DATA IN THIS EXERCISE:
*-*-*

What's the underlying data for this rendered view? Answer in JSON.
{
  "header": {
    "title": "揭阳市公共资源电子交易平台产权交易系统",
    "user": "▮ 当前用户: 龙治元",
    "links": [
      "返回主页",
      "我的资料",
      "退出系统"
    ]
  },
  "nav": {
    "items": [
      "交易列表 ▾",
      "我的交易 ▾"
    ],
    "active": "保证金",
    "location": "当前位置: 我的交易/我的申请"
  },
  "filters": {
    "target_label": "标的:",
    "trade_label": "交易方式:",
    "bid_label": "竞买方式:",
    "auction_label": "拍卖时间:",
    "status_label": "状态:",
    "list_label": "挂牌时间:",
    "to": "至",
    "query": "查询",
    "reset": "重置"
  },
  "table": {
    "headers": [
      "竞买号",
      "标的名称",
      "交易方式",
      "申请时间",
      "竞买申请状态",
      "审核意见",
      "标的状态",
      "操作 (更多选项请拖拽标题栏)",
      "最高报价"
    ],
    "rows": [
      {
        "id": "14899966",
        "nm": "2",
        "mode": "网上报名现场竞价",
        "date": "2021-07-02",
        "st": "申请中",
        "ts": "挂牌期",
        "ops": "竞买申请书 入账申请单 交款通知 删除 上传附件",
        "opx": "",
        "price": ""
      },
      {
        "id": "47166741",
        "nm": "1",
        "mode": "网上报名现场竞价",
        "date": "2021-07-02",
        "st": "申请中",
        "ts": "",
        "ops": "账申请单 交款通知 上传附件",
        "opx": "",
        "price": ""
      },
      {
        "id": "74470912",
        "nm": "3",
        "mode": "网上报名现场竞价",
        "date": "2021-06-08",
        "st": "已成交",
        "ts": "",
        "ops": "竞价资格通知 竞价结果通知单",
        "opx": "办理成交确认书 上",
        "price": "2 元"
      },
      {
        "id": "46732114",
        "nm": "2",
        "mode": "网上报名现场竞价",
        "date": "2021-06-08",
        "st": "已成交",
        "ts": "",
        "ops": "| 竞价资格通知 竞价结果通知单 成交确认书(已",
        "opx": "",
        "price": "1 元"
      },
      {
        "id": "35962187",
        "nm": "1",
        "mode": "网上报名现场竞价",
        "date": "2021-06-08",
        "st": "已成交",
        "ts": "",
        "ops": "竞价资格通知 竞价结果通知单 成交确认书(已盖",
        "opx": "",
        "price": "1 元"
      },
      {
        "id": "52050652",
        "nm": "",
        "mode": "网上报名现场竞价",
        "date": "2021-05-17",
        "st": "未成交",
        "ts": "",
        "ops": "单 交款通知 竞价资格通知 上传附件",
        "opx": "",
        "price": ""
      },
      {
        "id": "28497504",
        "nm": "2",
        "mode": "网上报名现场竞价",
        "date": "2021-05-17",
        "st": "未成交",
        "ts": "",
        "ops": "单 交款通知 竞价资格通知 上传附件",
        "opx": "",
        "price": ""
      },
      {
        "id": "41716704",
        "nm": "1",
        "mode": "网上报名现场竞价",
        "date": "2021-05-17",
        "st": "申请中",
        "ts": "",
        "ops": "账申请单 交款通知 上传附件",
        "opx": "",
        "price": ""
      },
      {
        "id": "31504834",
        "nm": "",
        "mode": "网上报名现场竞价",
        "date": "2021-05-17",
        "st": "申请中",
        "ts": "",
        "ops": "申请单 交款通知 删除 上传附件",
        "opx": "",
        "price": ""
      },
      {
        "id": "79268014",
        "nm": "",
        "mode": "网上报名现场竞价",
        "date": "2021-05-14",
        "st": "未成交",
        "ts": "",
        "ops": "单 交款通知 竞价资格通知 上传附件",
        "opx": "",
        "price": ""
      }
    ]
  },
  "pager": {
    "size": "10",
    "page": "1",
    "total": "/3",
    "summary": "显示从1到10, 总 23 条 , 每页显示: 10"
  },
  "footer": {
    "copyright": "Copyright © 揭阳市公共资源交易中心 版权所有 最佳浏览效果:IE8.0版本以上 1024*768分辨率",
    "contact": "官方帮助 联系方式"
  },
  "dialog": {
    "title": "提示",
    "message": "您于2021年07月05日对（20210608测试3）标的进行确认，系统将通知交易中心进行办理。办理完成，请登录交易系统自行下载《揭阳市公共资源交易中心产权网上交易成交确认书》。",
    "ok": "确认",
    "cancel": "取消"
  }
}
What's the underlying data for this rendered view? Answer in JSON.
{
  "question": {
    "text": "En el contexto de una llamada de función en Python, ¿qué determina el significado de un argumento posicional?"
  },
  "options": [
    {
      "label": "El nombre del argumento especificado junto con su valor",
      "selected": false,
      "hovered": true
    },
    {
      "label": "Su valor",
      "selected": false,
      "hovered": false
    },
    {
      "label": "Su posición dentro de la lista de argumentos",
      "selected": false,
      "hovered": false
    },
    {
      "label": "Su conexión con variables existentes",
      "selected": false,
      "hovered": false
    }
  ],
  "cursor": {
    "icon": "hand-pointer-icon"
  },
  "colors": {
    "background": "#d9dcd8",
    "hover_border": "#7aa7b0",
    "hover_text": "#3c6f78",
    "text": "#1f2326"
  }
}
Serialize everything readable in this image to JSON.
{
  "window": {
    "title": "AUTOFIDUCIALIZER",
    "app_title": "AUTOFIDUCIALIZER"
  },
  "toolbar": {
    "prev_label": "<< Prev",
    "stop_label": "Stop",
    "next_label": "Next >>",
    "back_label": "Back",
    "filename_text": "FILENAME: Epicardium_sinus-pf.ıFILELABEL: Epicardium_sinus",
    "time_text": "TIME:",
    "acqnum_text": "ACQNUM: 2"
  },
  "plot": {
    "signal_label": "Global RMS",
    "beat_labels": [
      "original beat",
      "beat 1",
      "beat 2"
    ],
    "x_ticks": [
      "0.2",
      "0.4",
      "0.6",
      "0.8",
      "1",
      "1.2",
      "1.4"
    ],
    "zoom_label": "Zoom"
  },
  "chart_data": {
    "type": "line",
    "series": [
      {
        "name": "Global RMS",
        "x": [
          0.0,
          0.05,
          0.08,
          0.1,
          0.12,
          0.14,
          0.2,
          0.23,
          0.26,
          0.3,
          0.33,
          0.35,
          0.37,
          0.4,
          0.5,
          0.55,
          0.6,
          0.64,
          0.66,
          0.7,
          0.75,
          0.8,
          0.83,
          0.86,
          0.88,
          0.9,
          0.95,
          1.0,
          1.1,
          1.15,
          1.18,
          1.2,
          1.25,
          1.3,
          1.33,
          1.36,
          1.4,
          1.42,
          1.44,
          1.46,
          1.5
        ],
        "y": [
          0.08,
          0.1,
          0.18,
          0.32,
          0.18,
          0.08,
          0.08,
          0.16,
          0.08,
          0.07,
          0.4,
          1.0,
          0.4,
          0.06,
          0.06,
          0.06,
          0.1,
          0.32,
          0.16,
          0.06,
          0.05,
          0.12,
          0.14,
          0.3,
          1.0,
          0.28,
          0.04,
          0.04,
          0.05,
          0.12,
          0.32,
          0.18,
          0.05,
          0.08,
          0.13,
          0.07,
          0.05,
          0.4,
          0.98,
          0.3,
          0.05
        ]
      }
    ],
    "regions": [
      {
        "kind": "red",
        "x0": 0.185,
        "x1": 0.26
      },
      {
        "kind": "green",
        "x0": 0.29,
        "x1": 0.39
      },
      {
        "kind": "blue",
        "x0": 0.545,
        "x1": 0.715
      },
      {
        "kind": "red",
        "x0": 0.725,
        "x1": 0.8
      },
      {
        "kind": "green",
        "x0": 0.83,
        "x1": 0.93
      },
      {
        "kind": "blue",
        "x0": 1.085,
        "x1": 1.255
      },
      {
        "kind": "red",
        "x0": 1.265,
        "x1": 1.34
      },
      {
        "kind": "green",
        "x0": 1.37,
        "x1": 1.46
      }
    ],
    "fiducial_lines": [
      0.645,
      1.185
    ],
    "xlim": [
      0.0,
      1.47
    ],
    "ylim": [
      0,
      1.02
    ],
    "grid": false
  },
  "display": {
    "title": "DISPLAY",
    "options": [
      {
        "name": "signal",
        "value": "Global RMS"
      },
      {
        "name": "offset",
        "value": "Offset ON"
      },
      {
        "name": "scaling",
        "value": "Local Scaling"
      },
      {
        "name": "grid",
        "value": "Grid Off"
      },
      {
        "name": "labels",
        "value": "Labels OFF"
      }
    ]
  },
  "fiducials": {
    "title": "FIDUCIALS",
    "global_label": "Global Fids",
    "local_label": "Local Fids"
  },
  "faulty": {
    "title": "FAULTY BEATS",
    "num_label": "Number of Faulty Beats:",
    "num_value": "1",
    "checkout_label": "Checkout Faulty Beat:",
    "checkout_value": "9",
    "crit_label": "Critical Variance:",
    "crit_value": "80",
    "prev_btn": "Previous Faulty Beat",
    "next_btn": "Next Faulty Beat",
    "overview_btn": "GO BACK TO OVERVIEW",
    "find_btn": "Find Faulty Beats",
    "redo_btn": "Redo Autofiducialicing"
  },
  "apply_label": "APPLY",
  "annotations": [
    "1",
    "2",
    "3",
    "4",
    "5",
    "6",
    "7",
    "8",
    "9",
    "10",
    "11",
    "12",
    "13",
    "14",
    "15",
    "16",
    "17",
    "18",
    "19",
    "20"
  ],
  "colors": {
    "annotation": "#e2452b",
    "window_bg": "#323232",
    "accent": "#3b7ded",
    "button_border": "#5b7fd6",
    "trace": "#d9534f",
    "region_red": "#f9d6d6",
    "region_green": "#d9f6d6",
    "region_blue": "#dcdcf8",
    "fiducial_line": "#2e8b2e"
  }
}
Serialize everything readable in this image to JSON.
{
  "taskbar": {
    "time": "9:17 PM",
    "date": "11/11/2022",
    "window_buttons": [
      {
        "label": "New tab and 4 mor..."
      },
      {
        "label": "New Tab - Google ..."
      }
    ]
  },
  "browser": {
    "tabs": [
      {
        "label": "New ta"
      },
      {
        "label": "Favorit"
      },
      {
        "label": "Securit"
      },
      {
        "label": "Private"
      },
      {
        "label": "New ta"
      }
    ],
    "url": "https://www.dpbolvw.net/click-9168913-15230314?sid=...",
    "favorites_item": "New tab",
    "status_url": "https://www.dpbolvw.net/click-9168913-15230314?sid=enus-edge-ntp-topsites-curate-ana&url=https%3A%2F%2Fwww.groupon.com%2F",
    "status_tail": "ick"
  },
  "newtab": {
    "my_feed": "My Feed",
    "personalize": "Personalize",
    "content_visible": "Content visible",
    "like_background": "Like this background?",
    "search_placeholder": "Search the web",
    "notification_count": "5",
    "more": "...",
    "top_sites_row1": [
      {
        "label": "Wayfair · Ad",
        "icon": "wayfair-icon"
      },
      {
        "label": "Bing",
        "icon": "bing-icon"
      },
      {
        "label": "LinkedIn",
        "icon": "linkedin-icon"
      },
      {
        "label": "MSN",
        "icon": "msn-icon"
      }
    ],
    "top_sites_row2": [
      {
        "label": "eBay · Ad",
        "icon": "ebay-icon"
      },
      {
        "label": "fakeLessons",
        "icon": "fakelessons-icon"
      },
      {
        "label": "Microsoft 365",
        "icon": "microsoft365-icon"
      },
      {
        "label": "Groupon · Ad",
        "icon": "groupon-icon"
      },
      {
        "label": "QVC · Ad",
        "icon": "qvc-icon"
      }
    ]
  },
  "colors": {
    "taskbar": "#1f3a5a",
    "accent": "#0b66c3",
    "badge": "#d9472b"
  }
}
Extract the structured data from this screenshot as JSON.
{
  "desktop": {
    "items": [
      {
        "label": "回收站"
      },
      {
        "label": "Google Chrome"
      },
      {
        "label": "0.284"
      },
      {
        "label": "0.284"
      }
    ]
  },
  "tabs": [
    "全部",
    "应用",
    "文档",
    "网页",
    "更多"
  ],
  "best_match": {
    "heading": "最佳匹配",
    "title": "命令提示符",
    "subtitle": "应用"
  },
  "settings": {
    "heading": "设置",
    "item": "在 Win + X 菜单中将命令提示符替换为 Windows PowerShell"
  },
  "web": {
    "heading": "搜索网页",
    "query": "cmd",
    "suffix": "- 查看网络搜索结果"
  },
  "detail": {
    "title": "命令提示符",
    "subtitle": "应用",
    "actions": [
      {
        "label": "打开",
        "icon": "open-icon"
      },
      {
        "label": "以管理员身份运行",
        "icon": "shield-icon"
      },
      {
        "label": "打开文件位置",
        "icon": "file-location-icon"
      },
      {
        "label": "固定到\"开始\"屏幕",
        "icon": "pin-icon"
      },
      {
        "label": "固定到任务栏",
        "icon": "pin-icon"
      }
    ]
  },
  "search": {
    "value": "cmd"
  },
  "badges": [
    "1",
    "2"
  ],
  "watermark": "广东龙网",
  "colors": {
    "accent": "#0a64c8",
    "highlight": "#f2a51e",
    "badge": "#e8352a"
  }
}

*-*-*

Locate all lines holding the word "background", then copy them out.

    "background": "#d9dcd8",
    "like_background": "Like this background?",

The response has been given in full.